• _REQUEST_: Pull out every line below containing the word "высокотехнологичную".

• _GIVEN RECORDS_:
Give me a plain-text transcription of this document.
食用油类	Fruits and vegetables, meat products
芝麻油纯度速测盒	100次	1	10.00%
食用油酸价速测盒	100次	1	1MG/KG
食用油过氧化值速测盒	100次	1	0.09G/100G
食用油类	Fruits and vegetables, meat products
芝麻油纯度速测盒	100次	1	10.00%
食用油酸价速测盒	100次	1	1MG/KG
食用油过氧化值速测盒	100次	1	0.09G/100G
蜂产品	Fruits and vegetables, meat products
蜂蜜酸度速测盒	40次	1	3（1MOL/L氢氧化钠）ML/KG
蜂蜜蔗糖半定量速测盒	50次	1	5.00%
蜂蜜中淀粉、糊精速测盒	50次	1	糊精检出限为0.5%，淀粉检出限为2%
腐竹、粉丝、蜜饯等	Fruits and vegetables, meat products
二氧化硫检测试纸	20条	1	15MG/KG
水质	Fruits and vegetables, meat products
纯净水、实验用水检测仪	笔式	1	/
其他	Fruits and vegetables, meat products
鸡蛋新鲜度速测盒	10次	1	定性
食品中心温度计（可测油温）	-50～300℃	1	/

==

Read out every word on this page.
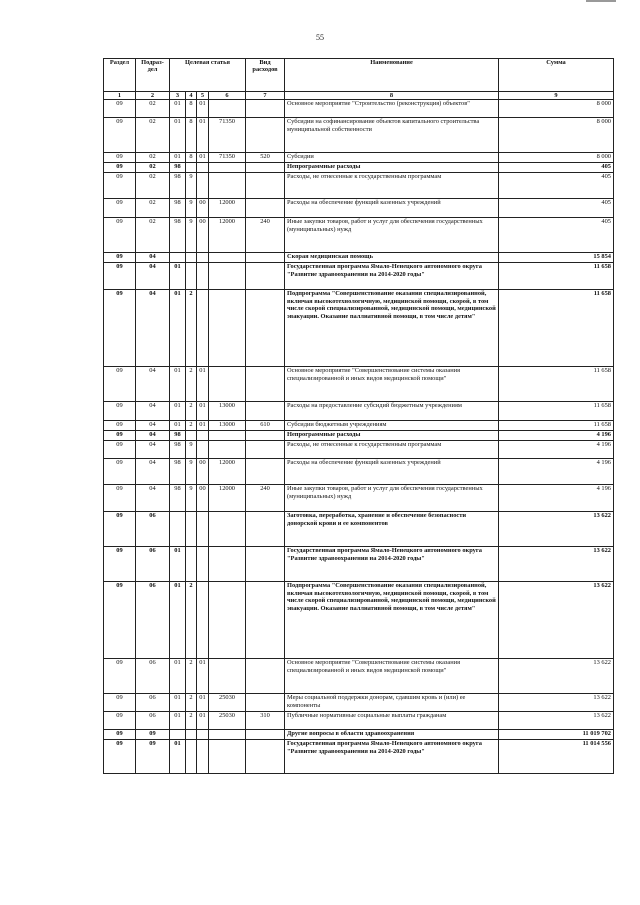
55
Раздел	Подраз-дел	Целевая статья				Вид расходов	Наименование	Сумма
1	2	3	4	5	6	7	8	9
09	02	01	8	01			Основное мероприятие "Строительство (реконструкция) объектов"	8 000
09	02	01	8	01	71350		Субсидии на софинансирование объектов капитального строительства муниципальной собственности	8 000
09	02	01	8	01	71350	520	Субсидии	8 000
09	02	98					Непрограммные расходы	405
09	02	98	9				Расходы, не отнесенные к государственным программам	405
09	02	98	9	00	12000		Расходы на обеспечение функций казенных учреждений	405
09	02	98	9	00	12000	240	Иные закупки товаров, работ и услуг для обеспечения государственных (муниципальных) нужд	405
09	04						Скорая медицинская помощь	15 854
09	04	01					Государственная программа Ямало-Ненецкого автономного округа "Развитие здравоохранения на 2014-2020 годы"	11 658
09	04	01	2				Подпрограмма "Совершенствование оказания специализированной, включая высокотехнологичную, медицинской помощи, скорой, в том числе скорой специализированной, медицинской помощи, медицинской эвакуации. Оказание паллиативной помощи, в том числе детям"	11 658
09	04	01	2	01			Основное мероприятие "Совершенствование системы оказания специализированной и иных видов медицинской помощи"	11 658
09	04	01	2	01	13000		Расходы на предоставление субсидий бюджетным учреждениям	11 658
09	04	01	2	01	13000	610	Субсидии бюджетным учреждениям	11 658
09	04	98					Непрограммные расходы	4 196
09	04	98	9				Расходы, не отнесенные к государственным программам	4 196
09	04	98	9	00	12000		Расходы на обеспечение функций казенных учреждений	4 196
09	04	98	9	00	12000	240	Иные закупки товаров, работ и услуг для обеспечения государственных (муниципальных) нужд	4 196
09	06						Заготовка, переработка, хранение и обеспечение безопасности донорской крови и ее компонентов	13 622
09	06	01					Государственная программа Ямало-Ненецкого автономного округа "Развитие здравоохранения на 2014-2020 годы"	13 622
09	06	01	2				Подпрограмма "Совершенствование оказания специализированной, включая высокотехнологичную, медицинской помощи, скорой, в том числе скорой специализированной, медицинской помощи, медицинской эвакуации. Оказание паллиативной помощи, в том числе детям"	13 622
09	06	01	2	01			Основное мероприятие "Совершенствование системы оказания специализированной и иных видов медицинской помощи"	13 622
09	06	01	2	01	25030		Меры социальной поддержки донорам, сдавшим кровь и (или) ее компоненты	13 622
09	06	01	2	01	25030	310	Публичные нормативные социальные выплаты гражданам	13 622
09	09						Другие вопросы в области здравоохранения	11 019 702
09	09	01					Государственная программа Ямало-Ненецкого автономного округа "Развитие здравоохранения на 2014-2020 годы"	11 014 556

* * *

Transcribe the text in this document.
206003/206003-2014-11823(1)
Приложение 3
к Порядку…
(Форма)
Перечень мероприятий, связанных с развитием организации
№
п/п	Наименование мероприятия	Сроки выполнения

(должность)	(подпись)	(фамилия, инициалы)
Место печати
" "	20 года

• _SOLUTION_:
09	04	01	2				Подпрограмма "Совершенствование оказания специализированной, включая высокотехнологичную, медицинской помощи, скорой, в том числе скорой специализированной, медицинской помощи, медицинской эвакуации. Оказание паллиативной помощи, в том числе детям"	11 658
09	06	01	2				Подпрограмма "Совершенствование оказания специализированной, включая высокотехнологичную, медицинской помощи, скорой, в том числе скорой специализированной, медицинской помощи, медицинской эвакуации. Оказание паллиативной помощи, в том числе детям"	13 622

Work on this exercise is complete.